What to work on >> Identify all lines in the data containing the string "will". Copy them out.

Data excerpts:
___
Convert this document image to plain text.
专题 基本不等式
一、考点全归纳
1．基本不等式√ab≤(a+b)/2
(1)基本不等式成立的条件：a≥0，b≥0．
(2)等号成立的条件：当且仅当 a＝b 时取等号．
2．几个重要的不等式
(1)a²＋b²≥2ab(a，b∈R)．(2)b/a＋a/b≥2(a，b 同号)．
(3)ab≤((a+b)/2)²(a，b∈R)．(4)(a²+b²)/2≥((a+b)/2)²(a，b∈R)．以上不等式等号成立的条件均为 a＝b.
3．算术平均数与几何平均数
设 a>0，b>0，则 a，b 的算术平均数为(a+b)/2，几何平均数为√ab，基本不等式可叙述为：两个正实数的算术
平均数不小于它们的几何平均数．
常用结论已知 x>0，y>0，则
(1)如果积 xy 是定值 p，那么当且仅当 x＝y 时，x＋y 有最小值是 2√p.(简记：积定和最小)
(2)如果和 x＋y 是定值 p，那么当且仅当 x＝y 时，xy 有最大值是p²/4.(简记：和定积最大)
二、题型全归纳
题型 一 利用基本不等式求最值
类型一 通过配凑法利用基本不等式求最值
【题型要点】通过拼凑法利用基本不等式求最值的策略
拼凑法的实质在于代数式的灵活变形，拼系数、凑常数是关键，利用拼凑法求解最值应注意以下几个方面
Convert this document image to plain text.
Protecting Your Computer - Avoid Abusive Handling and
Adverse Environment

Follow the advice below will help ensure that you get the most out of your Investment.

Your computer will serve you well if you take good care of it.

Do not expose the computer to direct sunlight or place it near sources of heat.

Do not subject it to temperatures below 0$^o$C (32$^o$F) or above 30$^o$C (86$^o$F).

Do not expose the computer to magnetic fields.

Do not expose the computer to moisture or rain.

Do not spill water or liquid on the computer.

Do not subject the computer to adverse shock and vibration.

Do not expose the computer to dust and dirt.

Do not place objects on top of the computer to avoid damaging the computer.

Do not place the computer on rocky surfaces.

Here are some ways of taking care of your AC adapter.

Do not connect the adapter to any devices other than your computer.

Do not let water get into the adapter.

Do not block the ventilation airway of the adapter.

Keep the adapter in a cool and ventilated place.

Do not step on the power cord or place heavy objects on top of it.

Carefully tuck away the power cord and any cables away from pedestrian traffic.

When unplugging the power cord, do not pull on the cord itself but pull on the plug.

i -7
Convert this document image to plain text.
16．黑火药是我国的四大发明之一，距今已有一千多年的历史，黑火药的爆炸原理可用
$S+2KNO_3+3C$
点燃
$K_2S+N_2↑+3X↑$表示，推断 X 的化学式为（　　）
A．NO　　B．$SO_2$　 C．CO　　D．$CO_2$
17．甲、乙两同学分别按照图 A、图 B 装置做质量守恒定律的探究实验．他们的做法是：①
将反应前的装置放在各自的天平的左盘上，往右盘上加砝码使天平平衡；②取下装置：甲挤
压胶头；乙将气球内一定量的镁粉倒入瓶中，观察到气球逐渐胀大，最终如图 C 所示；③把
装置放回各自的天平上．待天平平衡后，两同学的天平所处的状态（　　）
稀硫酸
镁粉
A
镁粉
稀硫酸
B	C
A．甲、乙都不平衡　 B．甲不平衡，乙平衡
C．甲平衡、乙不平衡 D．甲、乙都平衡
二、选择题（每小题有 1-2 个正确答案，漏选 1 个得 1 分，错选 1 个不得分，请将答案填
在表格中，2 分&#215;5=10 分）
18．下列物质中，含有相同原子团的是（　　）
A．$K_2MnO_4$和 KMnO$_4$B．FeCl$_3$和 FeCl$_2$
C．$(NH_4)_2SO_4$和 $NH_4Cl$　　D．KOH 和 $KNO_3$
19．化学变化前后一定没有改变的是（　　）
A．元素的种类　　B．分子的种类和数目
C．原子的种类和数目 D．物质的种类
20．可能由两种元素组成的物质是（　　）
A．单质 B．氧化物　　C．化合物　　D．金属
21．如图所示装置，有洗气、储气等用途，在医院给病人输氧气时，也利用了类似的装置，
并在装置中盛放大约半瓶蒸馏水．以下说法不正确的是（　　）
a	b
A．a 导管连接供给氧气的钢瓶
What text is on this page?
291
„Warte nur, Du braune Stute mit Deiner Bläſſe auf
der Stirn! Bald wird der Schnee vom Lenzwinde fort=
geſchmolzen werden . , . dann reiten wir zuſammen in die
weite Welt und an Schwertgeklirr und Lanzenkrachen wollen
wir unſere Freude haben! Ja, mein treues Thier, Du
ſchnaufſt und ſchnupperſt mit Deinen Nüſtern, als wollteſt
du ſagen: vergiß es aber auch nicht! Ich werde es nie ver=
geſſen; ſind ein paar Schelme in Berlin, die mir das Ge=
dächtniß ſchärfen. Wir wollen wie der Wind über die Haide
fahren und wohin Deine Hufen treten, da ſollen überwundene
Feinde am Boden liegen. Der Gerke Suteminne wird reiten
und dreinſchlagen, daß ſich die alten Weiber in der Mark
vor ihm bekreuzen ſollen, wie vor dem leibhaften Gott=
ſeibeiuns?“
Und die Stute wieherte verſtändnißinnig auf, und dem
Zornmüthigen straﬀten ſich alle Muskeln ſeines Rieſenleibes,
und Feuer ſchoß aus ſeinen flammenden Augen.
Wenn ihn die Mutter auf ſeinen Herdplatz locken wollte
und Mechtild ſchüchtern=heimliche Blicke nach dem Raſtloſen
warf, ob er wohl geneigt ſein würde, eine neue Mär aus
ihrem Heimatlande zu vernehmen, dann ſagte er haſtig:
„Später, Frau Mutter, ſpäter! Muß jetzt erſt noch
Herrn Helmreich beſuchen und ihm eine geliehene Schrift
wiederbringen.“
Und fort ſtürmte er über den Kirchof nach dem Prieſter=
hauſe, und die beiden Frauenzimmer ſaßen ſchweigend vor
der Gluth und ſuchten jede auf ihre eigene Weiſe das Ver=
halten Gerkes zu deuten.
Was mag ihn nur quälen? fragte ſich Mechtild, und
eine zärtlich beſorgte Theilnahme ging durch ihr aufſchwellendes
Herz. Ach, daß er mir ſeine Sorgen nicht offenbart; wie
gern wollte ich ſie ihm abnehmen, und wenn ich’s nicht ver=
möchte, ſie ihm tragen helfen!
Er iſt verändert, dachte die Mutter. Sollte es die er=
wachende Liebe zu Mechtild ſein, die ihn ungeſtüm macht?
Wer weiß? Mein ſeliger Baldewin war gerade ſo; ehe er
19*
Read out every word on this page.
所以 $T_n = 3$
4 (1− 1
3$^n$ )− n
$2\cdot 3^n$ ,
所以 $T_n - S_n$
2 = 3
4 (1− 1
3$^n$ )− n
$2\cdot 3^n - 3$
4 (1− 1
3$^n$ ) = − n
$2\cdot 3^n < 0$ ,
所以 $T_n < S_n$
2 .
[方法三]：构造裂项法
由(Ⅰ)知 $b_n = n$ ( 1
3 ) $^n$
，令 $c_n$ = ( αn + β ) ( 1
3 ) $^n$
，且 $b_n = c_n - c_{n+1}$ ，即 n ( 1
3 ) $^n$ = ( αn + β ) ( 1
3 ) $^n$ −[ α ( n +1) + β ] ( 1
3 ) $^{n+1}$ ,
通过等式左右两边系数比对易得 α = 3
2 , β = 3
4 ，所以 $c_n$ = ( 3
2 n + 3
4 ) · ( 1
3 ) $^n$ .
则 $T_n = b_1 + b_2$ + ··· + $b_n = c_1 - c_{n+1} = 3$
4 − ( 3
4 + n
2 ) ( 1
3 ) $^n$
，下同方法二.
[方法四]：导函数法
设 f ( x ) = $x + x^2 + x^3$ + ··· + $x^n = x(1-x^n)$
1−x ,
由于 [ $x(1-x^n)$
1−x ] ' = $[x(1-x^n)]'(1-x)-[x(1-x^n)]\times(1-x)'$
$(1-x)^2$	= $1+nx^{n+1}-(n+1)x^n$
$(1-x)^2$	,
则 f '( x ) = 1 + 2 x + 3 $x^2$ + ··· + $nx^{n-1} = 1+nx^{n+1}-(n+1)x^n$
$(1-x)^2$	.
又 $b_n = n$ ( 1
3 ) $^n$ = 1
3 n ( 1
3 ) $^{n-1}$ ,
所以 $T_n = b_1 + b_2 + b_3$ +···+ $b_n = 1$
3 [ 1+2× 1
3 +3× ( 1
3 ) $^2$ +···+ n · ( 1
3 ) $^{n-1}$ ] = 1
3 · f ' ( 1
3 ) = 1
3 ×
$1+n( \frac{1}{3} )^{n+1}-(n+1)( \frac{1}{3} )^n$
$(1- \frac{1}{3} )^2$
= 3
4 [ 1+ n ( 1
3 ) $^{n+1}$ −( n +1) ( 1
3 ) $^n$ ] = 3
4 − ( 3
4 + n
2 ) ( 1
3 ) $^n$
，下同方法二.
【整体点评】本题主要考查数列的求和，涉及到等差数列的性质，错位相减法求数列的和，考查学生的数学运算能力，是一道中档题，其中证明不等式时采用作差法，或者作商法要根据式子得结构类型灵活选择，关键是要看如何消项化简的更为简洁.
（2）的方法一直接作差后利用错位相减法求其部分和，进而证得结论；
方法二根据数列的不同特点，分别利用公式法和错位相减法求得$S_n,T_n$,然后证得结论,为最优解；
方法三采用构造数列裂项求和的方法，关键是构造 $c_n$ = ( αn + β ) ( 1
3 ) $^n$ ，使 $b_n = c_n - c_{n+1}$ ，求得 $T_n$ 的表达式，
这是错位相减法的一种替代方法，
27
___
Solution >>
Follow the advice below will help ensure that you get the most out of your Investment.
Your computer will serve you well if you take good care of it.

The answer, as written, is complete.